[Saved data entries]

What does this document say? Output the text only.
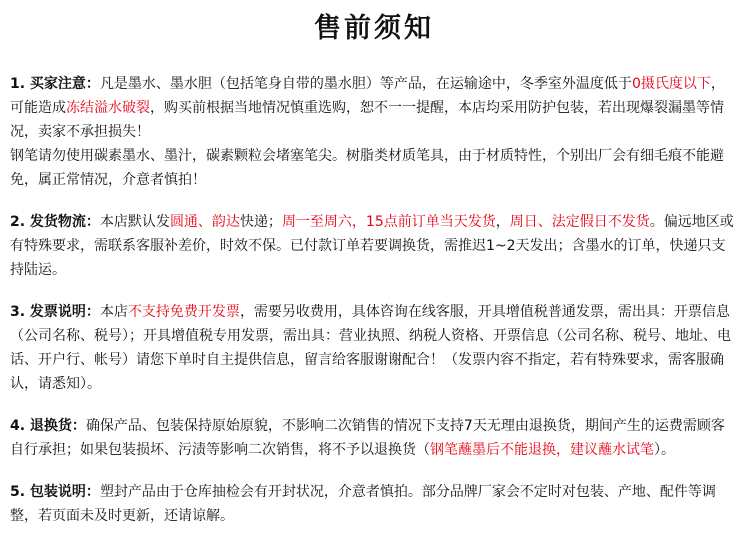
售前须知

1. 买家注意：凡是墨水、墨水胆（包括笔身自带的墨水胆）等产品，在运输途中，冬季室外温度低于0摄氏度以下，可能造成冻结溢水破裂，购买前根据当地情况慎重选购，恕不一一提醒，本店均采用防护包装，若出现爆裂漏墨等情况，卖家不承担损失！

钢笔请勿使用碳素墨水、墨汁，碳素颗粒会堵塞笔尖。树脂类材质笔具，由于材质特性，个别出厂会有细毛痕不能避免，属正常情况，介意者慎拍！

2. 发货物流：本店默认发圆通、韵达快递；周一至周六，15点前订单当天发货，周日、法定假日不发货。偏远地区或有特殊要求，需联系客服补差价，时效不保。已付款订单若要调换货，需推迟1~2天发出；含墨水的订单，快递只支持陆运。

3. 发票说明：本店不支持免费开发票，需要另收费用，具体咨询在线客服，开具增值税普通发票，需出具：开票信息（公司名称、税号）；开具增值税专用发票，需出具：营业执照、纳税人资格、开票信息（公司名称、税号、地址、电话、开户行、帐号）请您下单时自主提供信息，留言给客服谢谢配合！（发票内容不指定，若有特殊要求，需客服确认，请悉知）。

4. 退换货：确保产品、包装保持原始原貌，不影响二次销售的情况下支持7天无理由退换货，期间产生的运费需顾客自行承担；如果包装损坏、污渍等影响二次销售，将不予以退换货（钢笔蘸墨后不能退换，建议蘸水试笔）。

5. 包装说明：塑封产品由于仓库抽检会有开封状况，介意者慎拍。部分品牌厂家会不定时对包装、产地、配件等调整，若页面未及时更新，还请谅解。
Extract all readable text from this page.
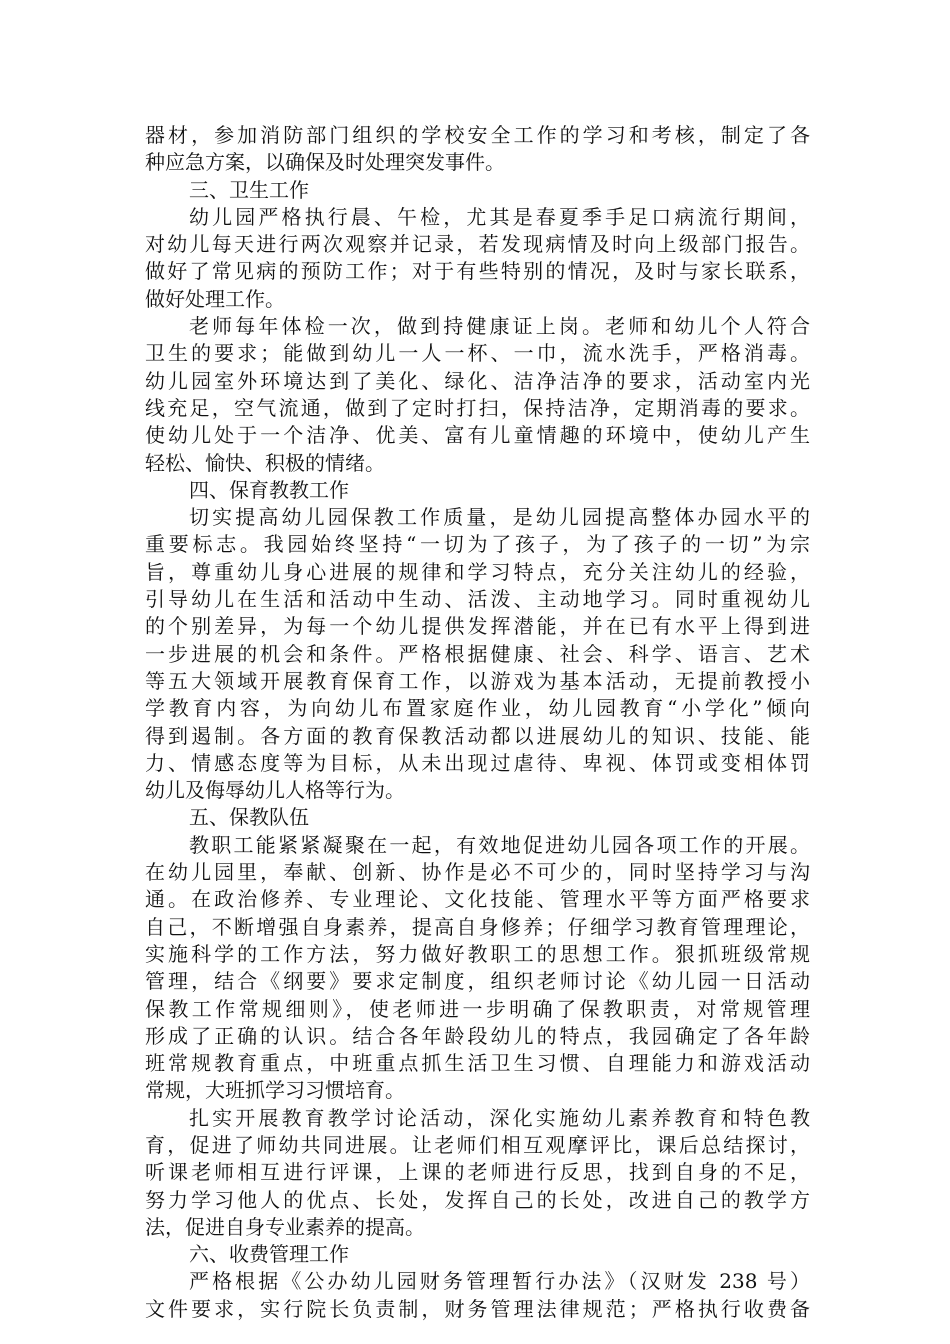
器材，参加消防部门组织的学校安全工作的学习和考核，制定了各
种应急方案，以确保及时处理突发事件。
三、卫生工作
幼儿园严格执行晨、午检，尤其是春夏季手足口病流行期间，
对幼儿每天进行两次观察并记录，若发现病情及时向上级部门报告。
做好了常见病的预防工作；对于有些特别的情况，及时与家长联系，
做好处理工作。
老师每年体检一次，做到持健康证上岗。老师和幼儿个人符合
卫生的要求；能做到幼儿一人一杯、一巾，流水洗手，严格消毒。
幼儿园室外环境达到了美化、绿化、洁净洁净的要求，活动室内光
线充足，空气流通，做到了定时打扫，保持洁净，定期消毒的要求。
使幼儿处于一个洁净、优美、富有儿童情趣的环境中，使幼儿产生
轻松、愉快、积极的情绪。
四、保育教教工作
切实提高幼儿园保教工作质量，是幼儿园提高整体办园水平的
重要标志。我园始终坚持“一切为了孩子，为了孩子的一切”为宗
旨，尊重幼儿身心进展的规律和学习特点，充分关注幼儿的经验，
引导幼儿在生活和活动中生动、活泼、主动地学习。同时重视幼儿
的个别差异，为每一个幼儿提供发挥潜能，并在已有水平上得到进
一步进展的机会和条件。严格根据健康、社会、科学、语言、艺术
等五大领域开展教育保育工作，以游戏为基本活动，无提前教授小
学教育内容，为向幼儿布置家庭作业，幼儿园教育“小学化”倾向
得到遏制。各方面的教育保教活动都以进展幼儿的知识、技能、能
力、情感态度等为目标，从未出现过虐待、卑视、体罚或变相体罚
幼儿及侮辱幼儿人格等行为。
五、保教队伍
教职工能紧紧凝聚在一起，有效地促进幼儿园各项工作的开展。
在幼儿园里，奉献、创新、协作是必不可少的，同时坚持学习与沟
通。在政治修养、专业理论、文化技能、管理水平等方面严格要求
自己，不断增强自身素养，提高自身修养；仔细学习教育管理理论，
实施科学的工作方法，努力做好教职工的思想工作。狠抓班级常规
管理，结合《纲要》要求定制度，组织老师讨论《幼儿园一日活动
保教工作常规细则》，使老师进一步明确了保教职责，对常规管理
形成了正确的认识。结合各年龄段幼儿的特点，我园确定了各年龄
班常规教育重点，中班重点抓生活卫生习惯、自理能力和游戏活动
常规，大班抓学习习惯培育。
扎实开展教育教学讨论活动，深化实施幼儿素养教育和特色教
育，促进了师幼共同进展。让老师们相互观摩评比，课后总结探讨，
听课老师相互进行评课，上课的老师进行反思，找到自身的不足，
努力学习他人的优点、长处，发挥自己的长处，改进自己的教学方
法，促进自身专业素养的提高。
六、收费管理工作
严格根据《公办幼儿园财务管理暂行办法》（汉财发 238 号）
文件要求，实行院长负责制，财务管理法律规范；严格执行收费备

## What the task asks
Read the data above and count the lines that include "介意者慎拍". Answer only with the count.

## Finished task
2